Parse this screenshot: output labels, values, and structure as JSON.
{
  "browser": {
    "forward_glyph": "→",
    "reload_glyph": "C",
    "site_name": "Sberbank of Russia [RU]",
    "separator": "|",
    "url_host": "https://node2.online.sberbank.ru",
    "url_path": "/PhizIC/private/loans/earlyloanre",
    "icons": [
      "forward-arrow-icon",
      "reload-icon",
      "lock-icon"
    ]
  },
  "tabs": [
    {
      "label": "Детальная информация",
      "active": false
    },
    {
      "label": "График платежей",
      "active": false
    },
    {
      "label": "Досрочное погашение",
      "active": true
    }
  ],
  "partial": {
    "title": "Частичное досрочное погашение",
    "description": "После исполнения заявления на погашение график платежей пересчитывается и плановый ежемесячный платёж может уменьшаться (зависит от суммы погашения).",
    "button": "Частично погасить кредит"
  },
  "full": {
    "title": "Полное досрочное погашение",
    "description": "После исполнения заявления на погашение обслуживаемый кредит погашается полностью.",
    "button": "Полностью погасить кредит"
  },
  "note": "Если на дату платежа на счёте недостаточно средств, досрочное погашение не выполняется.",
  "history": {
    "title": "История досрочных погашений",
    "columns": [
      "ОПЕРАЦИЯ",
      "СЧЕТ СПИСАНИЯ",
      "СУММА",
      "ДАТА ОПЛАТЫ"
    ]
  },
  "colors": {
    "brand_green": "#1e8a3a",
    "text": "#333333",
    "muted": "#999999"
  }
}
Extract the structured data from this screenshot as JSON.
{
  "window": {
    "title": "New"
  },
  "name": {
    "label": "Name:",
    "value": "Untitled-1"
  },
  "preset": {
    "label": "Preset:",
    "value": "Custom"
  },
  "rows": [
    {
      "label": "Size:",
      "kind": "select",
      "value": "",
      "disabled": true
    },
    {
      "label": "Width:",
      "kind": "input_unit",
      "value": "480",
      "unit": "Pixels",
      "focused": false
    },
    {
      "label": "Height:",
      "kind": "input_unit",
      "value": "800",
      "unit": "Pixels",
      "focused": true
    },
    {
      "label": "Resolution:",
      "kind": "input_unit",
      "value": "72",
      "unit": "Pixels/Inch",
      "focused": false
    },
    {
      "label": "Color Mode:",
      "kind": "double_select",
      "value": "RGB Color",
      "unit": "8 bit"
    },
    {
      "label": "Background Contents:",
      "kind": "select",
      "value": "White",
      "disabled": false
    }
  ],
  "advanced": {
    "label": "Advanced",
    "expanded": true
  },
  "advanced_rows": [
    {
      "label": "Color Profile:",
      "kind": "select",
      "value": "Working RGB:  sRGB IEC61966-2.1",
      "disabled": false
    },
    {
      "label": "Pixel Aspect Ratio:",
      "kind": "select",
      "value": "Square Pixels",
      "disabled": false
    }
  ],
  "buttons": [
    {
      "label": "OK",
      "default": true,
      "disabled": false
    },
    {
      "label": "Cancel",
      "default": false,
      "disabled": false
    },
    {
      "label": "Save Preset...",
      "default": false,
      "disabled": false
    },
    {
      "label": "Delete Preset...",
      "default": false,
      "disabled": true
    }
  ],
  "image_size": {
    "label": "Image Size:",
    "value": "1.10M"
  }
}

****

[PROBLEM DETAILS]: In the entries above, find every line holding the word "Pixels" and copy it out.

[THE COMPLETED TASK]:
      "unit": "Pixels",
      "unit": "Pixels",
      "unit": "Pixels/Inch",
      "value": "Square Pixels",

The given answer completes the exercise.